(Metin alıntısı)

§ §

"İçtihat Metni"
İNCELENEN KARARIN
MAHKEMESİ : Sakarya Bölge Adliye Mahkemesi 3. Hukuk Dairesi
Taraflar arasındaki çekişmeli taşınmazın kıyı kenar tahdidi içinde kalması nedeniyle uğranılan zararın 4721 sayılı Türk Medenî Kanunu’nun (4721 sayılı Kanun) 1007 nci maddesi uyarınca tazmini istemine ilişkin davada yapılan yargılama sonunda İlk Derece Mahkemesince davanın kabulüne karar verilmiştir.
Kararın taraf vekilleri tarafından istinaf edilmesi üzerine Bölge Adliye Mahkemesince başvurunun kabulü ile İlk Derece Mahkemesi hükmü kaldırılarak, davanın yeniden görülmesi için dosyanın kararı veren İlk Derece Mahkemesine gönderilmesine karar verilmiştir.

§ §

(Görev listesi)
1) İçtihat metnine göre aşağıdaki ifadelerin her biri için evet ya da hayır deyin ve bu sonucu belirleyen sözleri metinden birebir alıntılayın.
(a) Dava, 4721 sayılı Kanun'un 1007 nci maddesi uyarınca zararın tazmini istemine ilişkindir.
(b) İlk Derece Mahkemesi davanın reddine karar vermiştir.
(c) Bölge Adliye Mahkemesi istinaf başvurusunu reddetmiştir.
2) İçtihat metninde "İNCELENEN KARARIN" sözleriyle başlayıp "kabulüne karar verilmiştir." sözleriyle biten bölümü hiçbir değişiklik yapmadan alıntılayın.
Bu döküme ihtiyacınız olmayacak.

§ §

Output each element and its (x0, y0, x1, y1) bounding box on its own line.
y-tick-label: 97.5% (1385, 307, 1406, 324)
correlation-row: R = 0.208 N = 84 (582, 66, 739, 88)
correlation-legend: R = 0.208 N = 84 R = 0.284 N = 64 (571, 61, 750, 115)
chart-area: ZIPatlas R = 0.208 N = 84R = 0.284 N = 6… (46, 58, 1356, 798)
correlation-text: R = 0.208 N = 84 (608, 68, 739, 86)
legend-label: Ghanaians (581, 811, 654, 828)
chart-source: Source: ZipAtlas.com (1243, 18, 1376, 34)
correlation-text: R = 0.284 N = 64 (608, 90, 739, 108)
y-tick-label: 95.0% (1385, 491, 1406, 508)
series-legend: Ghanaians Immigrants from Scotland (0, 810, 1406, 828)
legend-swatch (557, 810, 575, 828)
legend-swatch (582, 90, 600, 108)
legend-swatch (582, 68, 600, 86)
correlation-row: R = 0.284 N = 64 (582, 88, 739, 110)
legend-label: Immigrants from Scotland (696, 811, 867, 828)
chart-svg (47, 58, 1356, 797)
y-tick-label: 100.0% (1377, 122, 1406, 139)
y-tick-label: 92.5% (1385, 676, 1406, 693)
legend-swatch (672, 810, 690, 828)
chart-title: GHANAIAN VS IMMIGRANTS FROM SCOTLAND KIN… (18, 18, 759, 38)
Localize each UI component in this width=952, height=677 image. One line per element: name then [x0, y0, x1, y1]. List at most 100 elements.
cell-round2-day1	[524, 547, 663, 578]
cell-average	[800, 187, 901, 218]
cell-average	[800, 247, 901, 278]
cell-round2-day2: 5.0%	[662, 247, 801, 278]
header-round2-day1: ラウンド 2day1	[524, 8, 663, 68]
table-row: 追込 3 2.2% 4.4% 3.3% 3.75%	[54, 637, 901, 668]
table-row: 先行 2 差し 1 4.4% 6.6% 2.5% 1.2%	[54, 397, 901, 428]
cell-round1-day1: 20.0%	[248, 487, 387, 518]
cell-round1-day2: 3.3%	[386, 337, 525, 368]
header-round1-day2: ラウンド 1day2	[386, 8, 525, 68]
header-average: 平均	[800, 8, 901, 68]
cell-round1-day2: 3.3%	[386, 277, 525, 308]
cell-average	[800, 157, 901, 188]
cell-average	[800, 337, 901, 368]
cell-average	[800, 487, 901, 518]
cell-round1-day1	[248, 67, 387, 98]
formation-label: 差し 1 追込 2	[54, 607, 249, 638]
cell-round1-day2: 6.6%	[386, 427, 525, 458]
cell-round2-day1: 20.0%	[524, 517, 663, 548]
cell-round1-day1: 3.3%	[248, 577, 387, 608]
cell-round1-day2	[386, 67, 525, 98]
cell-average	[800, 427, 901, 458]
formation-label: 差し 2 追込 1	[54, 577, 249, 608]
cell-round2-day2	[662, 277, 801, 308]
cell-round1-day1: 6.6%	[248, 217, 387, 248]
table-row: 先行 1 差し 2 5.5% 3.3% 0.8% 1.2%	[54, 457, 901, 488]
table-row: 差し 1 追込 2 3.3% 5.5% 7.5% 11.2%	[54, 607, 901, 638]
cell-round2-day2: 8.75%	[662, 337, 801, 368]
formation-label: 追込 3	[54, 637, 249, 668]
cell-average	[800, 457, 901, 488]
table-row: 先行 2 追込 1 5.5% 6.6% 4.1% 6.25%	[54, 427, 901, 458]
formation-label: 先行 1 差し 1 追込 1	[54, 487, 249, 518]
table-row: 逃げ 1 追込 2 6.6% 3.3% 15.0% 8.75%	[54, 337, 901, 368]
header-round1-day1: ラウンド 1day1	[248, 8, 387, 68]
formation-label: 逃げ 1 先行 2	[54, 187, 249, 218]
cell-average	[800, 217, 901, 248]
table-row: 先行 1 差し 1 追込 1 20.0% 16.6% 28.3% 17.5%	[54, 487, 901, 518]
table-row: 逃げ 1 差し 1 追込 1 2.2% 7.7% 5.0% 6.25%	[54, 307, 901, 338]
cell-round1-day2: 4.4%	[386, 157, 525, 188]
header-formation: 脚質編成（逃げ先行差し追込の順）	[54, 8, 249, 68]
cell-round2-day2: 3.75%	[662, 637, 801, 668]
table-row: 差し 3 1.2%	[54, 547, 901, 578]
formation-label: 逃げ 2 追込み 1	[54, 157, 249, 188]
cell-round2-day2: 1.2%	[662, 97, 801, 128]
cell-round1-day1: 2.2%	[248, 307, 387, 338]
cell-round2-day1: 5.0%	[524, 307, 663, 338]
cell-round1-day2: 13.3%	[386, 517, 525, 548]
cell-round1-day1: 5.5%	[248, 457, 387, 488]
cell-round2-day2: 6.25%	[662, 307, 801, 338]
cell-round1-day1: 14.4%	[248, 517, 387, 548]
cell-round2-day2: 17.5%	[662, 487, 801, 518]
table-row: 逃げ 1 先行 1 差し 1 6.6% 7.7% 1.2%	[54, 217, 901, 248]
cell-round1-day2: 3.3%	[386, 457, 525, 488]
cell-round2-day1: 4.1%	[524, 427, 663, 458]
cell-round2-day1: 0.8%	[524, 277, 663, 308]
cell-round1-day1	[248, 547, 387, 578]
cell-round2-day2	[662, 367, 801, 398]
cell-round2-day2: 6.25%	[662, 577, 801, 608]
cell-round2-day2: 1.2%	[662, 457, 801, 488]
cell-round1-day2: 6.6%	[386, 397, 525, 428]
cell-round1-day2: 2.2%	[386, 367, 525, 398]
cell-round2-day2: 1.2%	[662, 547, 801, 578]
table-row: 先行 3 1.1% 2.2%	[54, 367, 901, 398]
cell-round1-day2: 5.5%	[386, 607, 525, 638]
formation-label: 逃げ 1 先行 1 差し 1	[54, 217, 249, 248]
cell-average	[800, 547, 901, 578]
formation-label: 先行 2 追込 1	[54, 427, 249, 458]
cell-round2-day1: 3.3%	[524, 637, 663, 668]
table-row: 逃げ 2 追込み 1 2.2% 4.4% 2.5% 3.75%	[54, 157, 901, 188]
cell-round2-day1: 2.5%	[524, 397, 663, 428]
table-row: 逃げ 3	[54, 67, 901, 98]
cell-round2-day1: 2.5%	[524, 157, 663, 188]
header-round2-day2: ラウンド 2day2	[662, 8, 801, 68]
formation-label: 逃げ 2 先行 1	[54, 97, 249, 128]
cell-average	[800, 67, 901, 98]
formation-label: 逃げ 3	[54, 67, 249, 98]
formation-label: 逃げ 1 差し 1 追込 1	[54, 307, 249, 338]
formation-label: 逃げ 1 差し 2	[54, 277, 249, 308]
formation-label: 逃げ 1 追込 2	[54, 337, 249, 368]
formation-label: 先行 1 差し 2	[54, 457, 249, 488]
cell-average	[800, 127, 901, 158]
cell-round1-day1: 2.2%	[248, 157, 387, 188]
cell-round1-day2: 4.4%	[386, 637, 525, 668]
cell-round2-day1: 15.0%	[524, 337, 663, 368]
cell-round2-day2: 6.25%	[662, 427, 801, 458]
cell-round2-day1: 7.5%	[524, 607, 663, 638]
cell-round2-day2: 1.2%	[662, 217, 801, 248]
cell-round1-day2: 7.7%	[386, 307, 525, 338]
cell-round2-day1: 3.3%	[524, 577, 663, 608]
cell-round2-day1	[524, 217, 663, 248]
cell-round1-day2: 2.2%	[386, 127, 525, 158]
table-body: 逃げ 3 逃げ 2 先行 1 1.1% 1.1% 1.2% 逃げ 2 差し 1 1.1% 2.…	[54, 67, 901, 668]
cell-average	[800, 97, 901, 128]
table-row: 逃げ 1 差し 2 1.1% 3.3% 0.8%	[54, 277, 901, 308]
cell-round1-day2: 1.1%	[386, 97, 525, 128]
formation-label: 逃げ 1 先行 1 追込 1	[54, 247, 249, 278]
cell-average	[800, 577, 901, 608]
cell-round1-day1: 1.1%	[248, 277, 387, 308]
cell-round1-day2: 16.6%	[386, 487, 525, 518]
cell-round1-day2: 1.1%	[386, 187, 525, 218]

§ §

(Görevlere göre yanıtlar)
1)
(a) Evet: "4721 sayılı Türk Medenî Kanunu’nun (4721 sayılı Kanun) 1007 nci maddesi uyarınca tazmini istemine ilişkin davada"
(b) Hayır: "İlk Derece Mahkemesince davanın kabulüne karar verilmiştir."
(c) Hayır: "Bölge Adliye Mahkemesince başvurunun kabulü ile İlk Derece Mahkemesi hükmü kaldırılarak"

2)
İNCELENEN KARARIN
MAHKEMESİ : Sakarya Bölge Adliye Mahkemesi 3. Hukuk Dairesi
Taraflar arasındaki çekişmeli taşınmazın kıyı kenar tahdidi içinde kalması nedeniyle uğranılan zararın 4721 sayılı Türk Medenî Kanunu’nun (4721 sayılı Kanun) 1007 nci maddesi uyarınca tazmini istemine ilişkin davada yapılan yargılama sonunda İlk Derece Mahkemesince davanın kabulüne karar verilmiştir.